[Study material — start]
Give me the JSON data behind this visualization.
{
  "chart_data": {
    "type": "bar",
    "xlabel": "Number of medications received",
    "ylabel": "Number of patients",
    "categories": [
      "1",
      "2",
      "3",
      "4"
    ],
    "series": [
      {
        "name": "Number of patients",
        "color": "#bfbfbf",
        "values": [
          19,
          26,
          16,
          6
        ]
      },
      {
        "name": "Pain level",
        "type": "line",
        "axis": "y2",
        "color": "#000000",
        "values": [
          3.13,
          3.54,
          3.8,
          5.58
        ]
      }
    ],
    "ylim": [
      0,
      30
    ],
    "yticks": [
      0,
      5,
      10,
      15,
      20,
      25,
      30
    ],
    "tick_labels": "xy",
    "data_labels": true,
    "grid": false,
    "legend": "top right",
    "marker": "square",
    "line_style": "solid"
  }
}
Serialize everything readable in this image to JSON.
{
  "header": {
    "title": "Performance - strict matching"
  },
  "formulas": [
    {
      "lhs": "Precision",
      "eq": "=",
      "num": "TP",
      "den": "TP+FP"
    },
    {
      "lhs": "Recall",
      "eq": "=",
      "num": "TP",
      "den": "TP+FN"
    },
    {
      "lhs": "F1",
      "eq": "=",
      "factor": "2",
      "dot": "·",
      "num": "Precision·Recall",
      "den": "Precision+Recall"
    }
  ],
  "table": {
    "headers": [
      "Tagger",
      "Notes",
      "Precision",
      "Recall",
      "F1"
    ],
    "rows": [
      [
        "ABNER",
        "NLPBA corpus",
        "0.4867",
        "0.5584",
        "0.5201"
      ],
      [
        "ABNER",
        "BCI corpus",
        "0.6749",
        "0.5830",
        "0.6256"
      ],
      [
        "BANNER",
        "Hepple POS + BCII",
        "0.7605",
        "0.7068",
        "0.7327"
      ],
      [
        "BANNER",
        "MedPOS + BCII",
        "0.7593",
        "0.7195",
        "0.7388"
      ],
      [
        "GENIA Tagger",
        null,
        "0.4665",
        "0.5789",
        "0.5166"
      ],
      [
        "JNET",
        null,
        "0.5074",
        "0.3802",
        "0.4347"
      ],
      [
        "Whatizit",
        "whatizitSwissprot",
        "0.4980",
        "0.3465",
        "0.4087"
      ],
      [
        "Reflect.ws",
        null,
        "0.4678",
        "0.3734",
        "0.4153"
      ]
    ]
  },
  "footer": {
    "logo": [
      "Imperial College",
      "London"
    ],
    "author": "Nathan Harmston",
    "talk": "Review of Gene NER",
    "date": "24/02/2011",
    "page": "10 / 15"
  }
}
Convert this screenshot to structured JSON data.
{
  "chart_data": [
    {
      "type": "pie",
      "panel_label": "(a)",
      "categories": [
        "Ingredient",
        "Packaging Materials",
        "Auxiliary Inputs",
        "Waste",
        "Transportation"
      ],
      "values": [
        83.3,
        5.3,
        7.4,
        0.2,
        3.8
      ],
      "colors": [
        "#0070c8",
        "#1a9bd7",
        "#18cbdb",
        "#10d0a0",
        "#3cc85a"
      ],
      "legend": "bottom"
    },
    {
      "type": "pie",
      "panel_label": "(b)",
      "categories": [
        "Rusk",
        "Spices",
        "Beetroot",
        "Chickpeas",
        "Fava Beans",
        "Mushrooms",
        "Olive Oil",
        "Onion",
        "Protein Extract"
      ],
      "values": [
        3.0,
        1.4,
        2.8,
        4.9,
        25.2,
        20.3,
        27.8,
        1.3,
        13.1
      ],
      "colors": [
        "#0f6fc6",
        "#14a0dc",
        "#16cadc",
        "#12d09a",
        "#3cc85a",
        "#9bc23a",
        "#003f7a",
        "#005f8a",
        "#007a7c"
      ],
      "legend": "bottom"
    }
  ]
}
[Study material — finish]
### Exercise prompt:
Only an exact transcription of all the entries will do.

### Result below:
Give me the JSON data behind this visualization.
{
  "chart_data": {
    "type": "bar",
    "xlabel": "Number of medications received",
    "ylabel": "Number of patients",
    "categories": [
      "1",
      "2",
      "3",
      "4"
    ],
    "series": [
      {
        "name": "Number of patients",
        "color": "#bfbfbf",
        "values": [
          19,
          26,
          16,
          6
        ]
      },
      {
        "name": "Pain level",
        "type": "line",
        "axis": "y2",
        "color": "#000000",
        "values": [
          3.13,
          3.54,
          3.8,
          5.58
        ]
      }
    ],
    "ylim": [
      0,
      30
    ],
    "yticks": [
      0,
      5,
      10,
      15,
      20,
      25,
      30
    ],
    "tick_labels": "xy",
    "data_labels": true,
    "grid": false,
    "legend": "top right",
    "marker": "square",
    "line_style": "solid"
  }
}
Serialize everything readable in this image to JSON.
{
  "header": {
    "title": "Performance - strict matching"
  },
  "formulas": [
    {
      "lhs": "Precision",
      "eq": "=",
      "num": "TP",
      "den": "TP+FP"
    },
    {
      "lhs": "Recall",
      "eq": "=",
      "num": "TP",
      "den": "TP+FN"
    },
    {
      "lhs": "F1",
      "eq": "=",
      "factor": "2",
      "dot": "·",
      "num": "Precision·Recall",
      "den": "Precision+Recall"
    }
  ],
  "table": {
    "headers": [
      "Tagger",
      "Notes",
      "Precision",
      "Recall",
      "F1"
    ],
    "rows": [
      [
        "ABNER",
        "NLPBA corpus",
        "0.4867",
        "0.5584",
        "0.5201"
      ],
      [
        "ABNER",
        "BCI corpus",
        "0.6749",
        "0.5830",
        "0.6256"
      ],
      [
        "BANNER",
        "Hepple POS + BCII",
        "0.7605",
        "0.7068",
        "0.7327"
      ],
      [
        "BANNER",
        "MedPOS + BCII",
        "0.7593",
        "0.7195",
        "0.7388"
      ],
      [
        "GENIA Tagger",
        null,
        "0.4665",
        "0.5789",
        "0.5166"
      ],
      [
        "JNET",
        null,
        "0.5074",
        "0.3802",
        "0.4347"
      ],
      [
        "Whatizit",
        "whatizitSwissprot",
        "0.4980",
        "0.3465",
        "0.4087"
      ],
      [
        "Reflect.ws",
        null,
        "0.4678",
        "0.3734",
        "0.4153"
      ]
    ]
  },
  "footer": {
    "logo": [
      "Imperial College",
      "London"
    ],
    "author": "Nathan Harmston",
    "talk": "Review of Gene NER",
    "date": "24/02/2011",
    "page": "10 / 15"
  }
}
Convert this screenshot to structured JSON data.
{
  "chart_data": [
    {
      "type": "pie",
      "panel_label": "(a)",
      "categories": [
        "Ingredient",
        "Packaging Materials",
        "Auxiliary Inputs",
        "Waste",
        "Transportation"
      ],
      "values": [
        83.3,
        5.3,
        7.4,
        0.2,
        3.8
      ],
      "colors": [
        "#0070c8",
        "#1a9bd7",
        "#18cbdb",
        "#10d0a0",
        "#3cc85a"
      ],
      "legend": "bottom"
    },
    {
      "type": "pie",
      "panel_label": "(b)",
      "categories": [
        "Rusk",
        "Spices",
        "Beetroot",
        "Chickpeas",
        "Fava Beans",
        "Mushrooms",
        "Olive Oil",
        "Onion",
        "Protein Extract"
      ],
      "values": [
        3.0,
        1.4,
        2.8,
        4.9,
        25.2,
        20.3,
        27.8,
        1.3,
        13.1
      ],
      "colors": [
        "#0f6fc6",
        "#14a0dc",
        "#16cadc",
        "#12d09a",
        "#3cc85a",
        "#9bc23a",
        "#003f7a",
        "#005f8a",
        "#007a7c"
      ],
      "legend": "bottom"
    }
  ]
}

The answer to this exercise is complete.